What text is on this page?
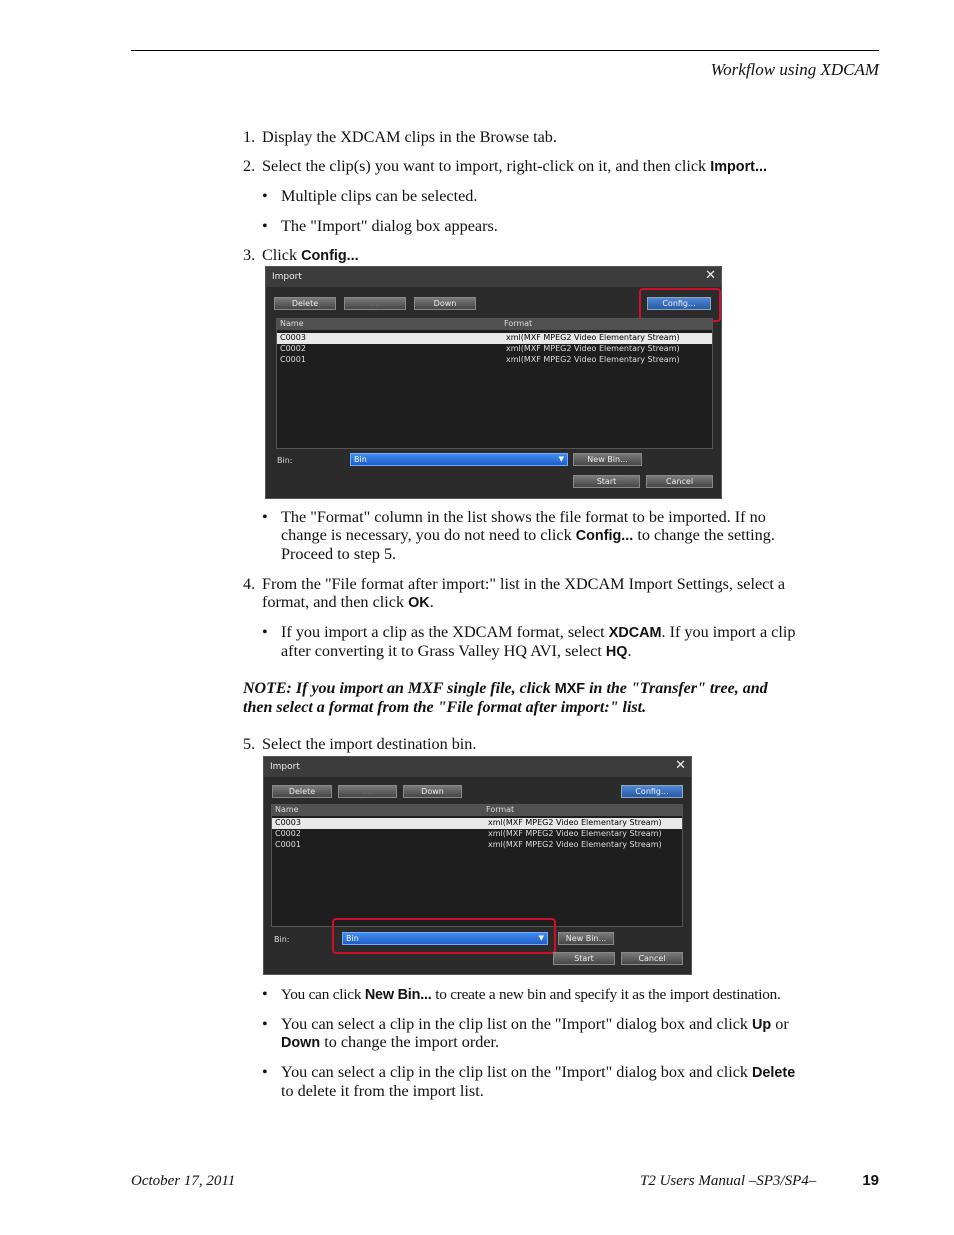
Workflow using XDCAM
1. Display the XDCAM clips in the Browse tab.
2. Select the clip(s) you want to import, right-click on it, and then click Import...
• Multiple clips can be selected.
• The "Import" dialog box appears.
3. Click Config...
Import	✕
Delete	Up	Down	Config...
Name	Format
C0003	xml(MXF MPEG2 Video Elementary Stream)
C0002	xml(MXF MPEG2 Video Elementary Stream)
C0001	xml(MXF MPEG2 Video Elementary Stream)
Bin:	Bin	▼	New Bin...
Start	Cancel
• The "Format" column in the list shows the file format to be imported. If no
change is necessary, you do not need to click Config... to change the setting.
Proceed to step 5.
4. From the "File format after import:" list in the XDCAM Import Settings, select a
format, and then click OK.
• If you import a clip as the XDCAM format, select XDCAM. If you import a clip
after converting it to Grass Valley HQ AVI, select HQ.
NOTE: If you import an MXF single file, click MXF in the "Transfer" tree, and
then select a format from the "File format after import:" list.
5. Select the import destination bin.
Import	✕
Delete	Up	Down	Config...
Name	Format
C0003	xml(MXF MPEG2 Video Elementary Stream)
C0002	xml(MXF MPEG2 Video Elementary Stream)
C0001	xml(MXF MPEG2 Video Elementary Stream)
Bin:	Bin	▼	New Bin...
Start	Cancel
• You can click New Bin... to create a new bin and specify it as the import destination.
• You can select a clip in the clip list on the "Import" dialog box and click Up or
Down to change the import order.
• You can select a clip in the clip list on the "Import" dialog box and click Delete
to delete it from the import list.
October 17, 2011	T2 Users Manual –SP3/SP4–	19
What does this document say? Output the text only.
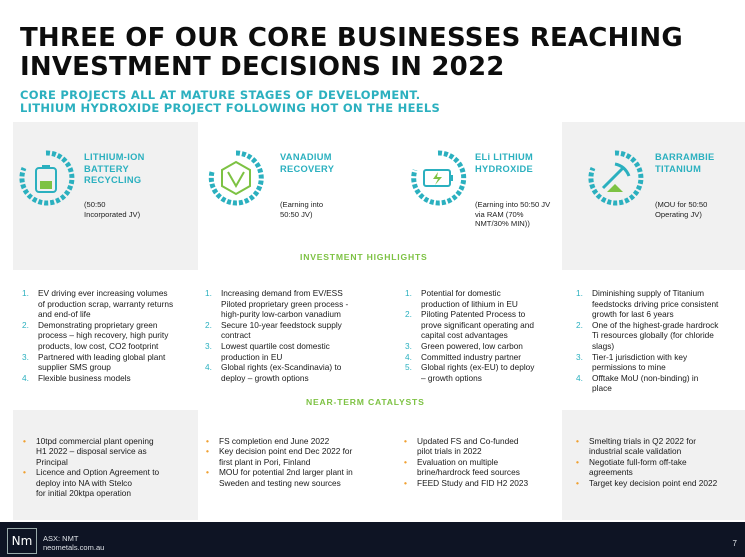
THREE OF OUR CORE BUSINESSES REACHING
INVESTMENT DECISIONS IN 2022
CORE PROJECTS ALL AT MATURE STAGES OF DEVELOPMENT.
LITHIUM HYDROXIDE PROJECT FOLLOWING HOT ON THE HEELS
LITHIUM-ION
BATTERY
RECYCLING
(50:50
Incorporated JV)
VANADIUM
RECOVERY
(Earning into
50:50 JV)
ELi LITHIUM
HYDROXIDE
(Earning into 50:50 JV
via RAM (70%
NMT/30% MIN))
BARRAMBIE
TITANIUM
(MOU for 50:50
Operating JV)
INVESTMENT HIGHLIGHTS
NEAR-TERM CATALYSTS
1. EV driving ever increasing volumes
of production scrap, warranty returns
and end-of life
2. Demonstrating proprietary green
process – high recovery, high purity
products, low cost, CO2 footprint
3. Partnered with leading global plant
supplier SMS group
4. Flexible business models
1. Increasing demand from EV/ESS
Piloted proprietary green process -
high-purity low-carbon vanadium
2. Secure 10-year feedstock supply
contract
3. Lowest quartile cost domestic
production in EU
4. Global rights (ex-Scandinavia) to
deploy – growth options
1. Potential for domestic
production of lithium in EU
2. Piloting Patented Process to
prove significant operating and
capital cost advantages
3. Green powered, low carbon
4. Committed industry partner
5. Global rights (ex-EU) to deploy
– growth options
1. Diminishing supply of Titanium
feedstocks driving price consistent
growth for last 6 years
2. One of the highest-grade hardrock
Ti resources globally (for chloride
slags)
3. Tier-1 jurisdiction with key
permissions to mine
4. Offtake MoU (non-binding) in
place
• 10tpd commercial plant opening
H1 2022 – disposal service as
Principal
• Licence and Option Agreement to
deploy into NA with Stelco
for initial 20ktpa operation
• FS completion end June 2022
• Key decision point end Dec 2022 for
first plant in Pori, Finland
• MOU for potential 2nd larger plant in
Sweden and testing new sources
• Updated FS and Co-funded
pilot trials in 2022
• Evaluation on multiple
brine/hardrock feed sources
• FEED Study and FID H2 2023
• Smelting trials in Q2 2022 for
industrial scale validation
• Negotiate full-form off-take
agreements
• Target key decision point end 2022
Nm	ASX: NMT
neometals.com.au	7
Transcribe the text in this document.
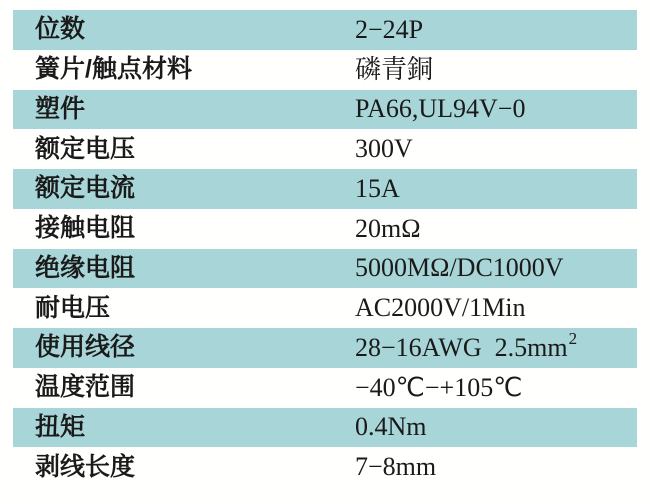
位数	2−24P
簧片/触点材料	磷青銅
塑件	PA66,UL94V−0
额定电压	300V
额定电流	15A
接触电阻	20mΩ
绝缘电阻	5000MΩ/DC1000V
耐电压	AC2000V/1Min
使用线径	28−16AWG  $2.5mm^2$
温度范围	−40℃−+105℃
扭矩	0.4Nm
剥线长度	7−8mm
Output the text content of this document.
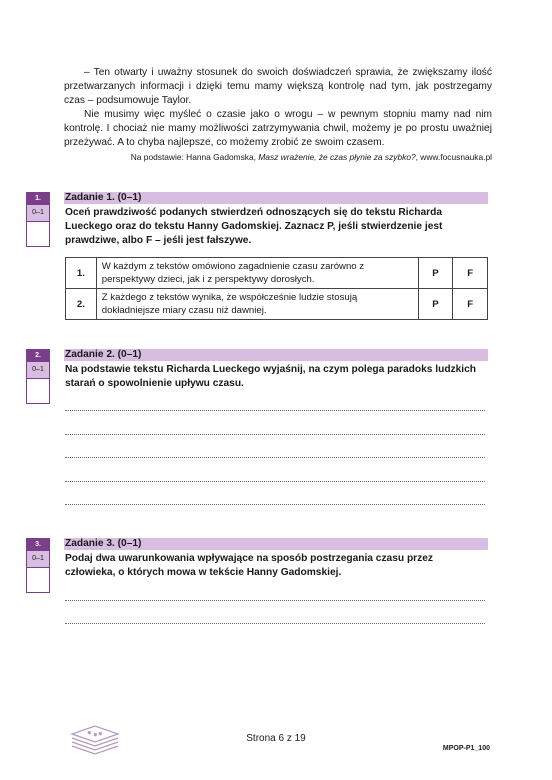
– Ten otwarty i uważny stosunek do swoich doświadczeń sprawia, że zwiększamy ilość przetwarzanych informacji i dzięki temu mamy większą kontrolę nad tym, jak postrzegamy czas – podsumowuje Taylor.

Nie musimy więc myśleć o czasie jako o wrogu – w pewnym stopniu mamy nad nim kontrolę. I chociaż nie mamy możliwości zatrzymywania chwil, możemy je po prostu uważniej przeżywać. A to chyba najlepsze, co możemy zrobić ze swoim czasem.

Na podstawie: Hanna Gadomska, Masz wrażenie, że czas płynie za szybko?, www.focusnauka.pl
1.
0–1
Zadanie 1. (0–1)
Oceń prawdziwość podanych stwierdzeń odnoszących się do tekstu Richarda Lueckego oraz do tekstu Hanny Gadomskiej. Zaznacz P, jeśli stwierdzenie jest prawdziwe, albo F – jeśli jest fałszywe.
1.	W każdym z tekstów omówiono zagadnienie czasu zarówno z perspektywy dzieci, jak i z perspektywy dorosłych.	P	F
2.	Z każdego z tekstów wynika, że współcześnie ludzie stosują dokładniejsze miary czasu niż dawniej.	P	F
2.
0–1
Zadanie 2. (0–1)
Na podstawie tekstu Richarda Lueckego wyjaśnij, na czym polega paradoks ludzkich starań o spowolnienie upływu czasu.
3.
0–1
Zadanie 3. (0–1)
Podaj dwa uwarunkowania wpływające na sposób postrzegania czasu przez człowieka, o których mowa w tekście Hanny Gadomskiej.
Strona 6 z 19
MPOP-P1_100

■ **Your objective**
Reproduce all of the data exactly, omitting each picture it holds.

■ **Written solution**
What text is on this page?
Workflow using XDCAM
1. Display the XDCAM clips in the Browse tab.
2. Select the clip(s) you want to import, right-click on it, and then click Import...
• Multiple clips can be selected.
• The "Import" dialog box appears.
3. Click Config...
Import	✕
Delete	Up	Down	Config...
Name	Format
C0003	xml(MXF MPEG2 Video Elementary Stream)
C0002	xml(MXF MPEG2 Video Elementary Stream)
C0001	xml(MXF MPEG2 Video Elementary Stream)
Bin:	Bin	▼	New Bin...
Start	Cancel
• The "Format" column in the list shows the file format to be imported. If no
change is necessary, you do not need to click Config... to change the setting.
Proceed to step 5.
4. From the "File format after import:" list in the XDCAM Import Settings, select a
format, and then click OK.
• If you import a clip as the XDCAM format, select XDCAM. If you import a clip
after converting it to Grass Valley HQ AVI, select HQ.
NOTE: If you import an MXF single file, click MXF in the "Transfer" tree, and
then select a format from the "File format after import:" list.
5. Select the import destination bin.
Import	✕
Delete	Up	Down	Config...
Name	Format
C0003	xml(MXF MPEG2 Video Elementary Stream)
C0002	xml(MXF MPEG2 Video Elementary Stream)
C0001	xml(MXF MPEG2 Video Elementary Stream)
Bin:	Bin	▼	New Bin...
Start	Cancel
• You can click New Bin... to create a new bin and specify it as the import destination.
• You can select a clip in the clip list on the "Import" dialog box and click Up or
Down to change the import order.
• You can select a clip in the clip list on the "Import" dialog box and click Delete
to delete it from the import list.
October 17, 2011	T2 Users Manual –SP3/SP4–	19
What does this document say? Output the text only.
THREE OF OUR CORE BUSINESSES REACHING
INVESTMENT DECISIONS IN 2022
CORE PROJECTS ALL AT MATURE STAGES OF DEVELOPMENT.
LITHIUM HYDROXIDE PROJECT FOLLOWING HOT ON THE HEELS
LITHIUM-ION
BATTERY
RECYCLING
(50:50
Incorporated JV)
VANADIUM
RECOVERY
(Earning into
50:50 JV)
ELi LITHIUM
HYDROXIDE
(Earning into 50:50 JV
via RAM (70%
NMT/30% MIN))
BARRAMBIE
TITANIUM
(MOU for 50:50
Operating JV)
INVESTMENT HIGHLIGHTS
NEAR-TERM CATALYSTS
1. EV driving ever increasing volumes
of production scrap, warranty returns
and end-of life
2. Demonstrating proprietary green
process – high recovery, high purity
products, low cost, CO2 footprint
3. Partnered with leading global plant
supplier SMS group
4. Flexible business models
1. Increasing demand from EV/ESS
Piloted proprietary green process -
high-purity low-carbon vanadium
2. Secure 10-year feedstock supply
contract
3. Lowest quartile cost domestic
production in EU
4. Global rights (ex-Scandinavia) to
deploy – growth options
1. Potential for domestic
production of lithium in EU
2. Piloting Patented Process to
prove significant operating and
capital cost advantages
3. Green powered, low carbon
4. Committed industry partner
5. Global rights (ex-EU) to deploy
– growth options
1. Diminishing supply of Titanium
feedstocks driving price consistent
growth for last 6 years
2. One of the highest-grade hardrock
Ti resources globally (for chloride
slags)
3. Tier-1 jurisdiction with key
permissions to mine
4. Offtake MoU (non-binding) in
place
• 10tpd commercial plant opening
H1 2022 – disposal service as
Principal
• Licence and Option Agreement to
deploy into NA with Stelco
for initial 20ktpa operation
• FS completion end June 2022
• Key decision point end Dec 2022 for
first plant in Pori, Finland
• MOU for potential 2nd larger plant in
Sweden and testing new sources
• Updated FS and Co-funded
pilot trials in 2022
• Evaluation on multiple
brine/hardrock feed sources
• FEED Study and FID H2 2023
• Smelting trials in Q2 2022 for
industrial scale validation
• Negotiate full-form off-take
agreements
• Target key decision point end 2022
Nm	ASX: NMT
neometals.com.au	7
Transcribe the text in this document.
位数	2−24P
簧片/触点材料	磷青銅
塑件	PA66,UL94V−0
额定电压	300V
额定电流	15A
接触电阻	20mΩ
绝缘电阻	5000MΩ/DC1000V
耐电压	AC2000V/1Min
使用线径	28−16AWG  $2.5mm^2$
温度范围	−40℃−+105℃
扭矩	0.4Nm
剥线长度	7−8mm
Output the text content of this document.
– Ten otwarty i uważny stosunek do swoich doświadczeń sprawia, że zwiększamy ilość przetwarzanych informacji i dzięki temu mamy większą kontrolę nad tym, jak postrzegamy czas – podsumowuje Taylor.

Nie musimy więc myśleć o czasie jako o wrogu – w pewnym stopniu mamy nad nim kontrolę. I chociaż nie mamy możliwości zatrzymywania chwil, możemy je po prostu uważniej przeżywać. A to chyba najlepsze, co możemy zrobić ze swoim czasem.

Na podstawie: Hanna Gadomska, Masz wrażenie, że czas płynie za szybko?, www.focusnauka.pl
1.
0–1
Zadanie 1. (0–1)
Oceń prawdziwość podanych stwierdzeń odnoszących się do tekstu Richarda Lueckego oraz do tekstu Hanny Gadomskiej. Zaznacz P, jeśli stwierdzenie jest prawdziwe, albo F – jeśli jest fałszywe.
1.	W każdym z tekstów omówiono zagadnienie czasu zarówno z perspektywy dzieci, jak i z perspektywy dorosłych.	P	F
2.	Z każdego z tekstów wynika, że współcześnie ludzie stosują dokładniejsze miary czasu niż dawniej.	P	F
2.
0–1
Zadanie 2. (0–1)
Na podstawie tekstu Richarda Lueckego wyjaśnij, na czym polega paradoks ludzkich starań o spowolnienie upływu czasu.
3.
0–1
Zadanie 3. (0–1)
Podaj dwa uwarunkowania wpływające na sposób postrzegania czasu przez człowieka, o których mowa w tekście Hanny Gadomskiej.
Strona 6 z 19
MPOP-P1_100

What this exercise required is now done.